Short task
Check each statement below against the text on Paulson's recommendations. Answer yes or no, and quote the words from that text that decide it.
1. The SEC would merge with the U.S. Commodities Futures Trading Commission.
2. Nomi Prins considers giving the Federal Reserve more power a step in the right direction.
3. The United States has never before held a debate about the structure of its banking system.

Source extract
━━━━━━━━

Paulson’s recommendations

The Federal Reserve should be able to increase liquidity by lending directly to “non-depository institutions” (such as investment banks), and to facilitate this, the Fed will have access to information at the investment banks. The government would have the power to perform on-site inspections if they so desire in an effort to quickly lend to the businesses if necessary.

The Eccles Building, situated on Constitution Avenue in Washington, DC.Paulson wants the Federal Reserve to create a Mortgage Origination Commission to oversee and rate how states license and regulate lenders and create minimum qualification standards for licensing.

The Treasury Secretary believes the Federal Reserve should regulate state-chartered banks, payment systems, and insurance companies. The SEC would merge with the U.S. Commodities Futures Trading Commission to oversee traditional investments as well as some of the more complicated structures.

With these suggestions implemented, the government will regulate “business conduct” ensuring consumer protection, including rules for writing term disclosures across the board of financial products.

Reactions

Nomi Prins points out that the Federal Reserve has spectacularly failed recently with its attempts to stimulate and regulate, so providing more power to the agency is a step in the wrong direction.

All of the plan’s suggestions are cosmetic. Instead, let’s please have a serious discussion about the nature of the banking system structure itself: its complexity, its responsibility, and the proper role of the federal government in regulating it. The United States has had such a debate before, leading up to the landmark 1933 Glass Steagall Act. We can and should have such a sweeping debate again.

━━━━━━━━

Dataset entries
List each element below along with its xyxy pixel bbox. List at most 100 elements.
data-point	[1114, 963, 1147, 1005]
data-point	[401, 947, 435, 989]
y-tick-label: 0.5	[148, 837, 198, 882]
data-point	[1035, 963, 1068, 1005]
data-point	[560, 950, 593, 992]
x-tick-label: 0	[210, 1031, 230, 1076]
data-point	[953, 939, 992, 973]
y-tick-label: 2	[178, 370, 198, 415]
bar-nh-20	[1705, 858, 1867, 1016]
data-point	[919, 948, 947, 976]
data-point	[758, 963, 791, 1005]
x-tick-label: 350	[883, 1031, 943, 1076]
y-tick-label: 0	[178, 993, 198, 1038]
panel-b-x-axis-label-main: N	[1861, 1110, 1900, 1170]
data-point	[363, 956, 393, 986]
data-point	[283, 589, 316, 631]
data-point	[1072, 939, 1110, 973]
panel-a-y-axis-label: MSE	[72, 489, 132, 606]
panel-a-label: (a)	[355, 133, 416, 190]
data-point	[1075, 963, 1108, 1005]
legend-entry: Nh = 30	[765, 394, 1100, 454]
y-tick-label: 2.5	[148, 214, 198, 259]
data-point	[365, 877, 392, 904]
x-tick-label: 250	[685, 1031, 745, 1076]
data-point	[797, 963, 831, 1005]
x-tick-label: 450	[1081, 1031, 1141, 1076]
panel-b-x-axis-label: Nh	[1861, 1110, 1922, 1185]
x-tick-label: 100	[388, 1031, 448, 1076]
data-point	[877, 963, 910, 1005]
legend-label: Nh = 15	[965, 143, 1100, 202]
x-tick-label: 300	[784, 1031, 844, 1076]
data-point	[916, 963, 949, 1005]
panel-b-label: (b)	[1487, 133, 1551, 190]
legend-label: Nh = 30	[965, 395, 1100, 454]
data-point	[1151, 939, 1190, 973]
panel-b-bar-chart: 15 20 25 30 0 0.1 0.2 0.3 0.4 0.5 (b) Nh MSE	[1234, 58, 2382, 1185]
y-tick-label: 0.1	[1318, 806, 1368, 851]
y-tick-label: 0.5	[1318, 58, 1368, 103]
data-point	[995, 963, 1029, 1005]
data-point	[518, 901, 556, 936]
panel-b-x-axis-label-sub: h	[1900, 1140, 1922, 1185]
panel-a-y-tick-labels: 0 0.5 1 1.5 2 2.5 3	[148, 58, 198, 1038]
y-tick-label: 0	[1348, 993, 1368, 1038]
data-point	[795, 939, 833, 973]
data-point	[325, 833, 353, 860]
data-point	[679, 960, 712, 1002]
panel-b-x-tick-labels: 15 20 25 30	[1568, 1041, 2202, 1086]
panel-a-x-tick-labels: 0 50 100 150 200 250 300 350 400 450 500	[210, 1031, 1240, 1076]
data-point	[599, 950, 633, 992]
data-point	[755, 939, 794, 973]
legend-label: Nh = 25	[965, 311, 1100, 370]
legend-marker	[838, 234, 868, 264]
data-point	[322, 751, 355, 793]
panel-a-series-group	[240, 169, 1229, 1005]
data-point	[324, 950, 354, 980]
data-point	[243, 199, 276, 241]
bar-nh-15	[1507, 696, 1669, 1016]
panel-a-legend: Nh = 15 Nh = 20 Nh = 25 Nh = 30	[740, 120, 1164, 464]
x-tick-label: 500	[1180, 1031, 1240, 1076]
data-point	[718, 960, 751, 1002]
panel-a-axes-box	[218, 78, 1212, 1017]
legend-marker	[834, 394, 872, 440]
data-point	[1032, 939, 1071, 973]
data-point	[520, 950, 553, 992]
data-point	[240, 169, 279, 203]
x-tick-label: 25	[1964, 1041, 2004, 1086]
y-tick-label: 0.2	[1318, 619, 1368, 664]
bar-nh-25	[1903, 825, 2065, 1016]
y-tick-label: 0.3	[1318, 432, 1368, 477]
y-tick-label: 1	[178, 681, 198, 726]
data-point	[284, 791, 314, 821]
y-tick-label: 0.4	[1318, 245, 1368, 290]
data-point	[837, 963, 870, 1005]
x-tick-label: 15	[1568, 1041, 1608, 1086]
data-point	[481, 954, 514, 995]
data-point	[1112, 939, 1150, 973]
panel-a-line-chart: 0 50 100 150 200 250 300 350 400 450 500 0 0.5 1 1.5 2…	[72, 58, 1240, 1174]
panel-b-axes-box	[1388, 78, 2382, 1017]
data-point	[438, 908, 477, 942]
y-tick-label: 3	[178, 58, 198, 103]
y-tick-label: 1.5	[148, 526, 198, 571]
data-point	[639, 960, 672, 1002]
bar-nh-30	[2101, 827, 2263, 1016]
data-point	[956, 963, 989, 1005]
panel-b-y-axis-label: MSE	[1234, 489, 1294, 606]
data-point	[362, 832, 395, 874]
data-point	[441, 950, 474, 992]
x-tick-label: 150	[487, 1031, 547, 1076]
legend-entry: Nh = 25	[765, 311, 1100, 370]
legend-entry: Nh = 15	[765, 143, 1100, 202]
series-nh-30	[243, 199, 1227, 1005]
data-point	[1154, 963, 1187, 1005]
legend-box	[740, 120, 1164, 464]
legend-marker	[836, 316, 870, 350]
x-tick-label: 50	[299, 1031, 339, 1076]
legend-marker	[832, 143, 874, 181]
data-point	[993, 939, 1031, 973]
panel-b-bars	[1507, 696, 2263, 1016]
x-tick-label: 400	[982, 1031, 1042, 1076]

━━━━━━━━

Answer to the task
1. Yes: "The SEC would merge with the U.S. Commodities Futures Trading Commission"
2. No: "providing more power to the agency is a step in the wrong direction"
3. No: "The United States has had such a debate before, leading up to the landmark 1933 Glass Steagall Act."